*Extracted entries*:

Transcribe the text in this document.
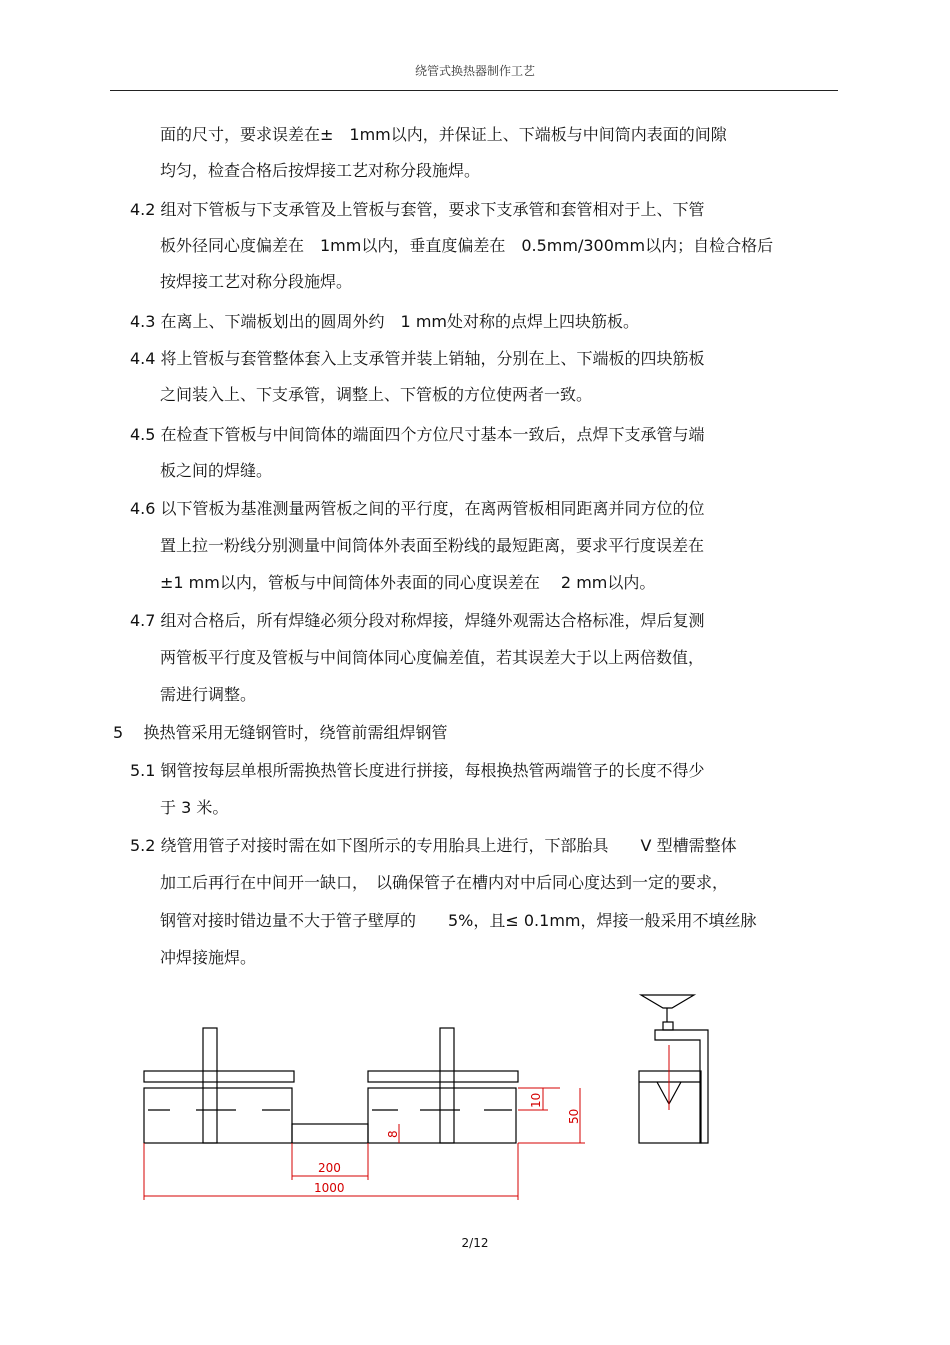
绕管式换热器制作工艺
面的尺寸，要求误差在±　1mm以内，并保证上、下端板与中间筒内表面的间隙
均匀，检查合格后按焊接工艺对称分段施焊。
4.2 组对下管板与下支承管及上管板与套管，要求下支承管和套管相对于上、下管
板外径同心度偏差在　1mm以内，垂直度偏差在　0.5mm/300mm以内；自检合格后
按焊接工艺对称分段施焊。
4.3 在离上、下端板划出的圆周外约　1 mm处对称的点焊上四块筋板。
4.4 将上管板与套管整体套入上支承管并装上销轴，分别在上、下端板的四块筋板
之间装入上、下支承管，调整上、下管板的方位使两者一致。
4.5 在检查下管板与中间筒体的端面四个方位尺寸基本一致后，点焊下支承管与端
板之间的焊缝。
4.6 以下管板为基准测量两管板之间的平行度，在离两管板相同距离并同方位的位
置上拉一粉线分别测量中间筒体外表面至粉线的最短距离，要求平行度误差在
±1 mm以内，管板与中间筒体外表面的同心度误差在　 2 mm以内。
4.7 组对合格后，所有焊缝必须分段对称焊接，焊缝外观需达合格标准，焊后复测
两管板平行度及管板与中间筒体同心度偏差值，若其误差大于以上两倍数值，
需进行调整。
5 换热管采用无缝钢管时，绕管前需组焊钢管
5.1 钢管按每层单根所需换热管长度进行拼接，每根换热管两端管子的长度不得少
于 3 米。
5.2 绕管用管子对接时需在如下图所示的专用胎具上进行，下部胎具　　V 型槽需整体
加工后再行在中间开一缺口，　以确保管子在槽内对中后同心度达到一定的要求，
钢管对接时错边量不大于管子壁厚的　　5%，且≤ 0.1mm，焊接一般采用不填丝脉
冲焊接施焊。
200
1000
8
10
50
2/12
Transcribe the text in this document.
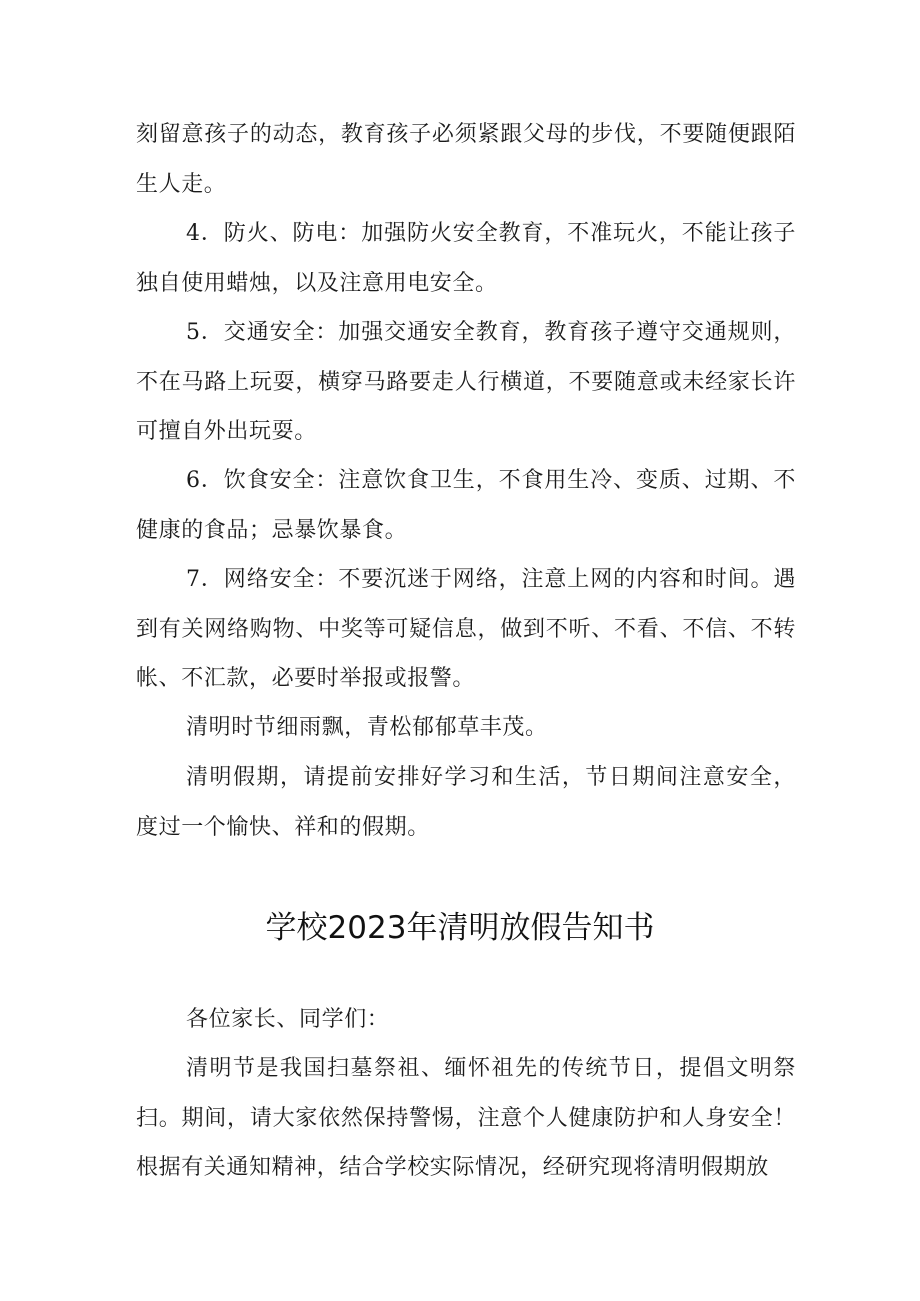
刻留意孩子的动态，教育孩子必须紧跟父母的步伐，不要随便跟陌生人走。

4．防火、防电：加强防火安全教育，不准玩火，不能让孩子独自使用蜡烛，以及注意用电安全。

5．交通安全：加强交通安全教育，教育孩子遵守交通规则，不在马路上玩耍，横穿马路要走人行横道，不要随意或未经家长许可擅自外出玩耍。

6．饮食安全：注意饮食卫生，不食用生冷、变质、过期、不健康的食品；忌暴饮暴食。

7．网络安全：不要沉迷于网络，注意上网的内容和时间。遇到有关网络购物、中奖等可疑信息，做到不听、不看、不信、不转帐、不汇款，必要时举报或报警。

清明时节细雨飘，青松郁郁草丰茂。

清明假期，请提前安排好学习和生活，节日期间注意安全，度过一个愉快、祥和的假期。

学校2023年清明放假告知书

各位家长、同学们：

清明节是我国扫墓祭祖、缅怀祖先的传统节日，提倡文明祭扫。期间，请大家依然保持警惕，注意个人健康防护和人身安全！根据有关通知精神，结合学校实际情况，经研究现将清明假期放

*Goal of the exercise*:
All of the data above should be quoted exactly, except for the pictures.

*Task answer*:
Transcribe the text in this document.
绕管式换热器制作工艺
面的尺寸，要求误差在±　1mm以内，并保证上、下端板与中间筒内表面的间隙
均匀，检查合格后按焊接工艺对称分段施焊。
4.2 组对下管板与下支承管及上管板与套管，要求下支承管和套管相对于上、下管
板外径同心度偏差在　1mm以内，垂直度偏差在　0.5mm/300mm以内；自检合格后
按焊接工艺对称分段施焊。
4.3 在离上、下端板划出的圆周外约　1 mm处对称的点焊上四块筋板。
4.4 将上管板与套管整体套入上支承管并装上销轴，分别在上、下端板的四块筋板
之间装入上、下支承管，调整上、下管板的方位使两者一致。
4.5 在检查下管板与中间筒体的端面四个方位尺寸基本一致后，点焊下支承管与端
板之间的焊缝。
4.6 以下管板为基准测量两管板之间的平行度，在离两管板相同距离并同方位的位
置上拉一粉线分别测量中间筒体外表面至粉线的最短距离，要求平行度误差在
±1 mm以内，管板与中间筒体外表面的同心度误差在　 2 mm以内。
4.7 组对合格后，所有焊缝必须分段对称焊接，焊缝外观需达合格标准，焊后复测
两管板平行度及管板与中间筒体同心度偏差值，若其误差大于以上两倍数值，
需进行调整。
5 换热管采用无缝钢管时，绕管前需组焊钢管
5.1 钢管按每层单根所需换热管长度进行拼接，每根换热管两端管子的长度不得少
于 3 米。
5.2 绕管用管子对接时需在如下图所示的专用胎具上进行，下部胎具　　V 型槽需整体
加工后再行在中间开一缺口，　以确保管子在槽内对中后同心度达到一定的要求，
钢管对接时错边量不大于管子壁厚的　　5%，且≤ 0.1mm，焊接一般采用不填丝脉
冲焊接施焊。
200
1000
8
10
50
2/12
Transcribe the text in this document.
刻留意孩子的动态，教育孩子必须紧跟父母的步伐，不要随便跟陌生人走。

4．防火、防电：加强防火安全教育，不准玩火，不能让孩子独自使用蜡烛，以及注意用电安全。

5．交通安全：加强交通安全教育，教育孩子遵守交通规则，不在马路上玩耍，横穿马路要走人行横道，不要随意或未经家长许可擅自外出玩耍。

6．饮食安全：注意饮食卫生，不食用生冷、变质、过期、不健康的食品；忌暴饮暴食。

7．网络安全：不要沉迷于网络，注意上网的内容和时间。遇到有关网络购物、中奖等可疑信息，做到不听、不看、不信、不转帐、不汇款，必要时举报或报警。

清明时节细雨飘，青松郁郁草丰茂。

清明假期，请提前安排好学习和生活，节日期间注意安全，度过一个愉快、祥和的假期。

学校2023年清明放假告知书

各位家长、同学们：

清明节是我国扫墓祭祖、缅怀祖先的传统节日，提倡文明祭扫。期间，请大家依然保持警惕，注意个人健康防护和人身安全！根据有关通知精神，结合学校实际情况，经研究现将清明假期放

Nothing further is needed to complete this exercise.